- [Trabalho proposto]
1. No excerto sobre o Tratado de Lisboa, quantos anos depois de ter sido subversivo diz quem escreve estar outra vez subversivo?
2. Indique se cada afirmação está de acordo com o excerto sobre o Tratado de Lisboa, respondendo sim ou não e citando as palavras do texto que o decidem: (a) o Tratado é também chamado "reformador"; (b) os sindicalistas mencionados tiravam o barrete à passagem da bandeira republicana; (c) a atitude contra este curso da política europeia é apelidada de pró-americana.

- [Excerto do documento]

A continuar assim este "pensamento único" sobre a Europa, ainda vai acabar por ser crime pronunciar-se contra este curso recente da política europeia traduzido no Tratado chamado "reformador" ou "de Lisboa". Ainda nos vai acontecer o que aconteceu àqueles pobres sindicalistas que não tiravam o barrete proletário à passagem da novel bandeira republicana: paulada em cima. Já é um verdadeiro delito de opinião, um sinal de marginalização, de leviandade, de velhice do Restelo, de anti-modernidade, uma atitude populista, demagógica, irresponsável, mesquinha, anti-nacional, anti-fundos, anti-desenvolvimento, anti-paz perpétua, anti-humanista, anti-gloriosas tradições de "diálogo civilizacional", pró-americana ou seja pró-Bush, neo-liberal, reaccionária, nacionalista, quiçá racista, anti-multiculturalista, pró-skin, saudosista, antiquada, e muito mais de mau e vil e provocador. Quarenta anos depois de ser subversivo, estou outra vez subversivo.

Registos em bruto
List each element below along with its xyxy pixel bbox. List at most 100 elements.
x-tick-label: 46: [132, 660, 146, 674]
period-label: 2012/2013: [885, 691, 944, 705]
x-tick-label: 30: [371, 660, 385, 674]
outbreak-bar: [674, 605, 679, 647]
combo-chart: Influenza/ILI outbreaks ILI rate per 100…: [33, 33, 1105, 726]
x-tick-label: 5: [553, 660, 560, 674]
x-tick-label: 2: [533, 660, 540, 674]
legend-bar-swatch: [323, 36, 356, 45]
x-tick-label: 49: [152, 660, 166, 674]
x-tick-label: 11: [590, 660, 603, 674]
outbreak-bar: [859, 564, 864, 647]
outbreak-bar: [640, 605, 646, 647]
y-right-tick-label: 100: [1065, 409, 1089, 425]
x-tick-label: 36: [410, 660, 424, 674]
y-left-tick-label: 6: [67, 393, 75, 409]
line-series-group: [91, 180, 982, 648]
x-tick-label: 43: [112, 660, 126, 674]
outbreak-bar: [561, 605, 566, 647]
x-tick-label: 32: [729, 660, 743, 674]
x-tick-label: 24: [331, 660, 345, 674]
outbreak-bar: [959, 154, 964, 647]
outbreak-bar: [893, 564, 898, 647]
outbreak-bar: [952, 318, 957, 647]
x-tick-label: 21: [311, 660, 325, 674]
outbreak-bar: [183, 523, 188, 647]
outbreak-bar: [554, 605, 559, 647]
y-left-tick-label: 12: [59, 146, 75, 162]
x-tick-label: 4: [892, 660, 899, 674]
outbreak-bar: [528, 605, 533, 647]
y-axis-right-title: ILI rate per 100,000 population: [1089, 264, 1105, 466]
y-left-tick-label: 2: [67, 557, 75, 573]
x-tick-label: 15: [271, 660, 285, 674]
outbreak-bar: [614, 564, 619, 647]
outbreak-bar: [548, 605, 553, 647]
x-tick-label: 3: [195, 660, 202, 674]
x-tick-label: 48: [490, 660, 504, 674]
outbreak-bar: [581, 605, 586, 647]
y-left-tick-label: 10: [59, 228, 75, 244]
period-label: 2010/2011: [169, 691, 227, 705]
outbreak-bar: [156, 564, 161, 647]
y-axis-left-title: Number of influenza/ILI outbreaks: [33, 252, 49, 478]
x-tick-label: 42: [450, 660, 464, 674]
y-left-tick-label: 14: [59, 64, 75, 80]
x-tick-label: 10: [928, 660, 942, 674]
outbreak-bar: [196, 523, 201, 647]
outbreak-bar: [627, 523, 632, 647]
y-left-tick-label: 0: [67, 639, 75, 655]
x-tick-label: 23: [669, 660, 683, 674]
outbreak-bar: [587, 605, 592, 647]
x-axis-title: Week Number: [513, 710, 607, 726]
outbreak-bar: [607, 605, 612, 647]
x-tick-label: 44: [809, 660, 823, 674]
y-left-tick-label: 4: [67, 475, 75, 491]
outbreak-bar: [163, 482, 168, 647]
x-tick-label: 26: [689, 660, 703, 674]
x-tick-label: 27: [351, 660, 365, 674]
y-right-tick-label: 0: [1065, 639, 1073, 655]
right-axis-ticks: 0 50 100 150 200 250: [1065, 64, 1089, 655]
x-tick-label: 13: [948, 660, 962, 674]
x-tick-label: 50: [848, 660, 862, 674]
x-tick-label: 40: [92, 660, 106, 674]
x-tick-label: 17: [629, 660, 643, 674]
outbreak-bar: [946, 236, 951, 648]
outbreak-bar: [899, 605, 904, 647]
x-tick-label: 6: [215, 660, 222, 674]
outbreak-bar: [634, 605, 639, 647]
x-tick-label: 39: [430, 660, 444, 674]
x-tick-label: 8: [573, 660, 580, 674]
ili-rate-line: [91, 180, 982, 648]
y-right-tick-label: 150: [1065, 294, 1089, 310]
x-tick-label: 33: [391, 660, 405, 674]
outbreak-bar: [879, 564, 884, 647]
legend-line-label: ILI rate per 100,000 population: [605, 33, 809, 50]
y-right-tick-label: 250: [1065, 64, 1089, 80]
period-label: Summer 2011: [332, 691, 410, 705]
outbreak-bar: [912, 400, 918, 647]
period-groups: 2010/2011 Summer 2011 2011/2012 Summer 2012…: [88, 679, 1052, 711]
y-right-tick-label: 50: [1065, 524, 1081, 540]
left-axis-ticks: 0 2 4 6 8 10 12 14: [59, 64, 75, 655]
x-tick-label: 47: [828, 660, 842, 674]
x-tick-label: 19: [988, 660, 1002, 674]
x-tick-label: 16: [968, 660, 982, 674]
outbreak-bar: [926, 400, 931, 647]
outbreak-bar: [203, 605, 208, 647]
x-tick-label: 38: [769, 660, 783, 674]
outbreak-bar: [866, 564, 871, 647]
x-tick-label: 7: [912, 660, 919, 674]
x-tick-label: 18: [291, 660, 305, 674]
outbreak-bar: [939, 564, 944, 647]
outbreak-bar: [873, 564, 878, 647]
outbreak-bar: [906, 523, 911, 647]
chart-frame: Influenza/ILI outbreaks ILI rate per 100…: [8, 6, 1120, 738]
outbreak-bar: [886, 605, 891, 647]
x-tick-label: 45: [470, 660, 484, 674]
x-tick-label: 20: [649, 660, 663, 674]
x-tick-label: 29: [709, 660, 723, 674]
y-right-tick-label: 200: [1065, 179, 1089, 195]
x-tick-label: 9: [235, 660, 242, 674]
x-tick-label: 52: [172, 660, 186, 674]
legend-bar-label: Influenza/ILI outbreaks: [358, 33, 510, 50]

- [Soluções por tarefa]
1. Quarenta anos depois.

2.
(a) Sim: "no Tratado chamado "reformador" ou "de Lisboa"".
(b) Não: "que não tiravam o barrete proletário à passagem da novel bandeira republicana".
(c) Sim: "pró-americana ou seja pró-Bush".